* [DATA LINES]:
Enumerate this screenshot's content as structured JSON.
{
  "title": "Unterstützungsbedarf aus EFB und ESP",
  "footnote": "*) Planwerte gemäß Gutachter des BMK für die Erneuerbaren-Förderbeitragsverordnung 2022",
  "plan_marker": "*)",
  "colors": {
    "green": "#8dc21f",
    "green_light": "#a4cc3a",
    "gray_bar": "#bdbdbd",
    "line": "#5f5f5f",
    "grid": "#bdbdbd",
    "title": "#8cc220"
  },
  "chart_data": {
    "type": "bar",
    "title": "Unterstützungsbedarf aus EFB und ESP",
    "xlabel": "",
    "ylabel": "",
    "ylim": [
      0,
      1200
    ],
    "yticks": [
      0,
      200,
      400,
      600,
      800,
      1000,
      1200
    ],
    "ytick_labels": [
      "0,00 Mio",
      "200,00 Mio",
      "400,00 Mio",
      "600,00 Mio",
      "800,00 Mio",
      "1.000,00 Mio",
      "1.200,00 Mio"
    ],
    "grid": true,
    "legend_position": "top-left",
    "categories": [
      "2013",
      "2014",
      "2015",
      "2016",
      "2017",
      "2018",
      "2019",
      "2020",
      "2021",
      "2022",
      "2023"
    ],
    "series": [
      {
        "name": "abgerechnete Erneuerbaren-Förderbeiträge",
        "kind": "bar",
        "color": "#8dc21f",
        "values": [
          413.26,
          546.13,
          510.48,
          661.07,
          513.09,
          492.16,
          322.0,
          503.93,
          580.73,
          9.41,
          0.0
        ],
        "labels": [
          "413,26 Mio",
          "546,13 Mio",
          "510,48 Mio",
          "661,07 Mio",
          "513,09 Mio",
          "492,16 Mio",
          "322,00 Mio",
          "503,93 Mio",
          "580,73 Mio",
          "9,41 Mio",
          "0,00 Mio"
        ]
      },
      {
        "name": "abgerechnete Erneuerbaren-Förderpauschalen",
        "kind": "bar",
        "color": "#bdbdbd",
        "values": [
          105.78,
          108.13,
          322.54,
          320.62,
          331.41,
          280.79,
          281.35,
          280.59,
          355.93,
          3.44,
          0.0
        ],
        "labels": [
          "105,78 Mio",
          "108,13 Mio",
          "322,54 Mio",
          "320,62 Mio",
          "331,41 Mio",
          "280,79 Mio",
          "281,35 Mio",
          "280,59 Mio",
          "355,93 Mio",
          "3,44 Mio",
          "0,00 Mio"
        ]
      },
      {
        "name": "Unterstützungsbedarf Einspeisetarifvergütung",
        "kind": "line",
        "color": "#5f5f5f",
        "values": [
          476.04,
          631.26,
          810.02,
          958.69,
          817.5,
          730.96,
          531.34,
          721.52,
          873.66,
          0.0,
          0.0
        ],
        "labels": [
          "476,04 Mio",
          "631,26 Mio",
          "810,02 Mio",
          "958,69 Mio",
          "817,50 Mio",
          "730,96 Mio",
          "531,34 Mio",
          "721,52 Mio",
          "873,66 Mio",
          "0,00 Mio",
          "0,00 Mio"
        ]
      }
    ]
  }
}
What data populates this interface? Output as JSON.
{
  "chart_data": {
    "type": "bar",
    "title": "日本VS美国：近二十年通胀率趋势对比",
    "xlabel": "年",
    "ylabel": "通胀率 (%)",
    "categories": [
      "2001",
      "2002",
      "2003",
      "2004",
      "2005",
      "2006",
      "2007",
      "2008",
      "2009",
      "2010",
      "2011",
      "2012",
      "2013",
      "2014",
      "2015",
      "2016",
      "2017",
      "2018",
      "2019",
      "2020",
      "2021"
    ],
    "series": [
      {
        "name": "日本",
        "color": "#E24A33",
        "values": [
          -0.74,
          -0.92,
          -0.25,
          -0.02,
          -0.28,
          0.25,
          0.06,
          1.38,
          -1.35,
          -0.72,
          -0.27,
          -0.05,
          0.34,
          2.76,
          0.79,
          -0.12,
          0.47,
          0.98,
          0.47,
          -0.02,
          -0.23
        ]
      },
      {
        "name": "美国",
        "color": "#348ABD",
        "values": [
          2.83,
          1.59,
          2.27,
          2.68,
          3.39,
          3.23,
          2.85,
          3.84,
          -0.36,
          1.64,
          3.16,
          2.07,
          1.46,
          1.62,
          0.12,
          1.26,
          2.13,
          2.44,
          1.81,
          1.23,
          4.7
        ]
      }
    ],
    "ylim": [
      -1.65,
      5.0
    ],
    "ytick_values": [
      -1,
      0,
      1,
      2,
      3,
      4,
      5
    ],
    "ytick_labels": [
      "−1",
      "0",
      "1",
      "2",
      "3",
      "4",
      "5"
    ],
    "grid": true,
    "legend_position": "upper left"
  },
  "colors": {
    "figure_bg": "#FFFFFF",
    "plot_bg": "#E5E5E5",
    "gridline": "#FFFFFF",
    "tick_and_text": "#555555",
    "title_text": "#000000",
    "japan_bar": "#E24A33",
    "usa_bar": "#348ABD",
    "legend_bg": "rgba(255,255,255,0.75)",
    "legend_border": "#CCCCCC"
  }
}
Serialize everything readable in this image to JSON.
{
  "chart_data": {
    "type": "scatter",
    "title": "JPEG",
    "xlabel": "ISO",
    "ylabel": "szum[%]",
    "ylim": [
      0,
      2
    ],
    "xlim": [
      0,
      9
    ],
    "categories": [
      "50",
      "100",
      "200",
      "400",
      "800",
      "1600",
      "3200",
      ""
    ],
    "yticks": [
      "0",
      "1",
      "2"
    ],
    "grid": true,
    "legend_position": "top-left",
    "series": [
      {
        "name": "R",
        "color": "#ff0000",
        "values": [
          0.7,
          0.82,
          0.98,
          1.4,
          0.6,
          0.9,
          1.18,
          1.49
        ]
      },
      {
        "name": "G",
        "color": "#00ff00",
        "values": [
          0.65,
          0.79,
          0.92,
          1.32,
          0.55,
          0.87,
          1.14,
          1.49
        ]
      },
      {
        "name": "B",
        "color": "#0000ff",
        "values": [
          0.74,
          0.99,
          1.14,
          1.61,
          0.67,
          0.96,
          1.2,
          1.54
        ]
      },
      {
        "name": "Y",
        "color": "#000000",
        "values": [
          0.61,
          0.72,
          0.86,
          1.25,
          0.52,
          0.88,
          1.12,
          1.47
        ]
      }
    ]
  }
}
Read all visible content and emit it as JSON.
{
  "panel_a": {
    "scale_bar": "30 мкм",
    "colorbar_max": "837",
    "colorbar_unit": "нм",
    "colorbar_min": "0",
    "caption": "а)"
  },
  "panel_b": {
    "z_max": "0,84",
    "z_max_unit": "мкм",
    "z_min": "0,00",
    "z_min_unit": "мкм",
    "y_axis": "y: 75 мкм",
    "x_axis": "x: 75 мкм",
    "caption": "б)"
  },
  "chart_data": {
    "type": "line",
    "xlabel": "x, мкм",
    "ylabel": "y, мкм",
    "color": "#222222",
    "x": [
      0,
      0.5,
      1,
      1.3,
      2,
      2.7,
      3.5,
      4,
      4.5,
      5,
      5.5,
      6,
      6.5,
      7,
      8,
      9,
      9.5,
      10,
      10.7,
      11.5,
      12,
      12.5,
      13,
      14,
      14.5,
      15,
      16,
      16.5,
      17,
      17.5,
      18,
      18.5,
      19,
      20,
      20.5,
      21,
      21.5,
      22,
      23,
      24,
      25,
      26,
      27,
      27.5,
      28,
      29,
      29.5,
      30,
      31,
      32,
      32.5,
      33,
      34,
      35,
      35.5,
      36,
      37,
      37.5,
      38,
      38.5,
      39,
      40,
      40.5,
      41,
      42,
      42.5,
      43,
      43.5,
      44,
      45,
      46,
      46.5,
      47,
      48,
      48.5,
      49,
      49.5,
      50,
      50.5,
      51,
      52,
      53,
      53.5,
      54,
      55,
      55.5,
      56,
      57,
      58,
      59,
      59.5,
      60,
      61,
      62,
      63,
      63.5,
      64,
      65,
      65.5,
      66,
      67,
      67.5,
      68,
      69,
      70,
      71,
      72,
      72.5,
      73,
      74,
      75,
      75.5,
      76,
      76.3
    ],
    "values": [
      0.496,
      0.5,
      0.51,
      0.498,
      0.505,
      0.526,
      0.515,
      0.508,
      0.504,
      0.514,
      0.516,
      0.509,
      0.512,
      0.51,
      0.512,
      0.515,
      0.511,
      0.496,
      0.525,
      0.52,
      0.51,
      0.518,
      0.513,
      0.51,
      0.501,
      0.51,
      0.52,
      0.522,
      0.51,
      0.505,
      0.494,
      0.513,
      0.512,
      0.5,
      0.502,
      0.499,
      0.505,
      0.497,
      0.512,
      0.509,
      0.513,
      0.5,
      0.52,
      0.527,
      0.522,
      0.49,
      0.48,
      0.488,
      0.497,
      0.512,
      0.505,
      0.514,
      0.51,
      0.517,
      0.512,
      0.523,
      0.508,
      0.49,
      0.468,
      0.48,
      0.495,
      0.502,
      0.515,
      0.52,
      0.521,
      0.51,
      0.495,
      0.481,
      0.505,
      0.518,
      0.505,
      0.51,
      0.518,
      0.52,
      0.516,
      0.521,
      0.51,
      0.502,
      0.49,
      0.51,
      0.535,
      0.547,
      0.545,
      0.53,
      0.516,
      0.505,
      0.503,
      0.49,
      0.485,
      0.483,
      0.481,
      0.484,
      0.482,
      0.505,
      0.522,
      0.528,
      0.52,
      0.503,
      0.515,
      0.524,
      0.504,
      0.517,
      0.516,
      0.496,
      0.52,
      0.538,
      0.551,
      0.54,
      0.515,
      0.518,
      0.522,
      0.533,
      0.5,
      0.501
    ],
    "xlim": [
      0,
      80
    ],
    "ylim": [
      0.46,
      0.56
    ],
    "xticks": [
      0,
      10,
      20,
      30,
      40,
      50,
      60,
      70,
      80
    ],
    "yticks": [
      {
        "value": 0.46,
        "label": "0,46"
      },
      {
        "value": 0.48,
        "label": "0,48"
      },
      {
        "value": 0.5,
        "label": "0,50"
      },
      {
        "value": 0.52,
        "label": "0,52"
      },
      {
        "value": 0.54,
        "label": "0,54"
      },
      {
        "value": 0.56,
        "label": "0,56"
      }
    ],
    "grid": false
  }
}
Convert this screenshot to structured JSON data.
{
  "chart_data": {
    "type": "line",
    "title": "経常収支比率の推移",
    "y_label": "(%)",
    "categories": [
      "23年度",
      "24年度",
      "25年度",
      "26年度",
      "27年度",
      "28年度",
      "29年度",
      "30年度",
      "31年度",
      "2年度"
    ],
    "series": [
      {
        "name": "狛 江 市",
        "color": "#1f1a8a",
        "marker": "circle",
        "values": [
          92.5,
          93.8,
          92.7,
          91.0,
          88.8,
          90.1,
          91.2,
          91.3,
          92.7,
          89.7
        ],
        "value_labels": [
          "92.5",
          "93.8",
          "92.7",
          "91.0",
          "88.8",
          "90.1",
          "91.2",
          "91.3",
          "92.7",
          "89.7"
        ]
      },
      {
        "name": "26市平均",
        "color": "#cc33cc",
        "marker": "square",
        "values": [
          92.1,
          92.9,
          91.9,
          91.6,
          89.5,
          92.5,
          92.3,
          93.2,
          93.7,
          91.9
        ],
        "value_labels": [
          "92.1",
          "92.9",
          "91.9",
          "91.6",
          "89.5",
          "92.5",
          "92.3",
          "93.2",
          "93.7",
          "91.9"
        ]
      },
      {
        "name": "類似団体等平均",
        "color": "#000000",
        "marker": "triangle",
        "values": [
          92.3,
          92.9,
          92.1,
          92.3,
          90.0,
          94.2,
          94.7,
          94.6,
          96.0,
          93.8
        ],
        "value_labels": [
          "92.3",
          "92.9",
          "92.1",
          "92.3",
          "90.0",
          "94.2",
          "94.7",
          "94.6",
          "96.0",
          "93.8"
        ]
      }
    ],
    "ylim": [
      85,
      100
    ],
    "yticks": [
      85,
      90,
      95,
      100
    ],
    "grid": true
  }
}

* [DIRECTIONS]:
Using the listing above, gather each line that holds the string "abgerechnete" and copy it.

* [WRITTEN REPLY]:
        "name": "abgerechnete Erneuerbaren-Förderbeiträge",
        "name": "abgerechnete Erneuerbaren-Förderpauschalen",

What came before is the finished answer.